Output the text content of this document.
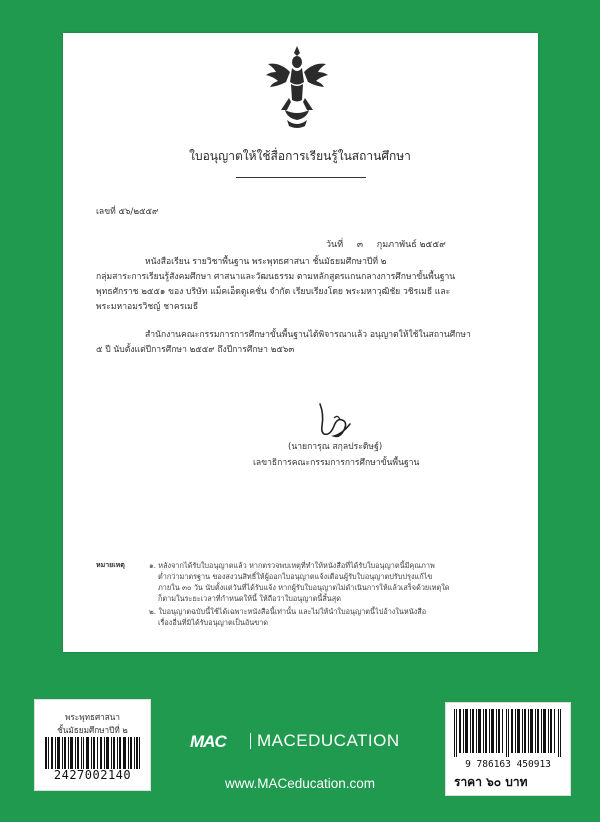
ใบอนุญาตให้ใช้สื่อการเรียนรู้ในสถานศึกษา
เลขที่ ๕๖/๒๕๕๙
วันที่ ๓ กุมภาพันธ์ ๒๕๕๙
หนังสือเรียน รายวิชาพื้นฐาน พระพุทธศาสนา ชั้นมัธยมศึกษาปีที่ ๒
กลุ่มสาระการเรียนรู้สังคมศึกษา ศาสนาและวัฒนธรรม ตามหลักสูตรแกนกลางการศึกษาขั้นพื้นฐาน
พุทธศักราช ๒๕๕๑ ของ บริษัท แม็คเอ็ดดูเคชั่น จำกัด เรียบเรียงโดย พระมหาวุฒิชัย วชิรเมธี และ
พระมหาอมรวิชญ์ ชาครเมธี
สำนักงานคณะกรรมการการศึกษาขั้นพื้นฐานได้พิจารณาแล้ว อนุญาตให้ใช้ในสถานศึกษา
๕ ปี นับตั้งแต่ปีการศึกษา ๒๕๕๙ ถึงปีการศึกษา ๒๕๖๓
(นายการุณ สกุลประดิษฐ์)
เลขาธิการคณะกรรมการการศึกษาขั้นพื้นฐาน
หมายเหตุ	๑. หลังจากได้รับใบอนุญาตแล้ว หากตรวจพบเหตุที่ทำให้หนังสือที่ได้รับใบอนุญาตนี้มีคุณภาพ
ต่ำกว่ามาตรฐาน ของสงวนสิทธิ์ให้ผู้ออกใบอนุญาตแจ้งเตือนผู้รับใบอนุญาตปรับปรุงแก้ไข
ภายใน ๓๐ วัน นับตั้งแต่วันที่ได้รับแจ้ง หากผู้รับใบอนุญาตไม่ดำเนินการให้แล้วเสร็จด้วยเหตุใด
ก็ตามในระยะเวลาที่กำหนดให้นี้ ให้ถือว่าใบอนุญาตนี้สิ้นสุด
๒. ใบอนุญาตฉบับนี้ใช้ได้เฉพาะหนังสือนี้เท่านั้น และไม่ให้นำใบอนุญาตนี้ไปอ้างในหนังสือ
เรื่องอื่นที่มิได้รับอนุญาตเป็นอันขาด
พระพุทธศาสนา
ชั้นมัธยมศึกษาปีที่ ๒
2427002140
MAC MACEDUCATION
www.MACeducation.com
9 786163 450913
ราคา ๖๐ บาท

==

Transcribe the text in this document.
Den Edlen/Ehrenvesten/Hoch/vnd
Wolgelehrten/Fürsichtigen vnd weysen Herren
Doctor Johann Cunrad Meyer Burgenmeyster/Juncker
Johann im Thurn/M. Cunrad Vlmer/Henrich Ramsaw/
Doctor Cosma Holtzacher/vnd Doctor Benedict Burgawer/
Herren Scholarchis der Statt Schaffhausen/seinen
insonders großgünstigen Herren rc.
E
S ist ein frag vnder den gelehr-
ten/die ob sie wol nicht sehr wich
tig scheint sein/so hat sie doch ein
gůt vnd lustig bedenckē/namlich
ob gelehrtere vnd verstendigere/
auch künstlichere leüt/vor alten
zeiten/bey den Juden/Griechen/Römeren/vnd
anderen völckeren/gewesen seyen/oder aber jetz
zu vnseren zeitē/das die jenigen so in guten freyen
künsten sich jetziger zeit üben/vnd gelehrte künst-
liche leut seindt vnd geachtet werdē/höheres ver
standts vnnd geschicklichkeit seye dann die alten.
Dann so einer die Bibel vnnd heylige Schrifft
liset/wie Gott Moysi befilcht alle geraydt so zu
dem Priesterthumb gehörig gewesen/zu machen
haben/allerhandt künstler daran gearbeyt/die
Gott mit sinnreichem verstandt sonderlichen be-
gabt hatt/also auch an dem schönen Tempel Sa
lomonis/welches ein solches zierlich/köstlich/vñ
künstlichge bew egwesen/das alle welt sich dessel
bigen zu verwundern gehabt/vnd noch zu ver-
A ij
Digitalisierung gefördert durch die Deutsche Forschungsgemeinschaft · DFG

[Exercise description] Return only those lines of the records that contain the string "alten".

[Response to this task]
auch künstlichere leüt/vor alten
standts vnnd geschicklichkeit seye dann die alten.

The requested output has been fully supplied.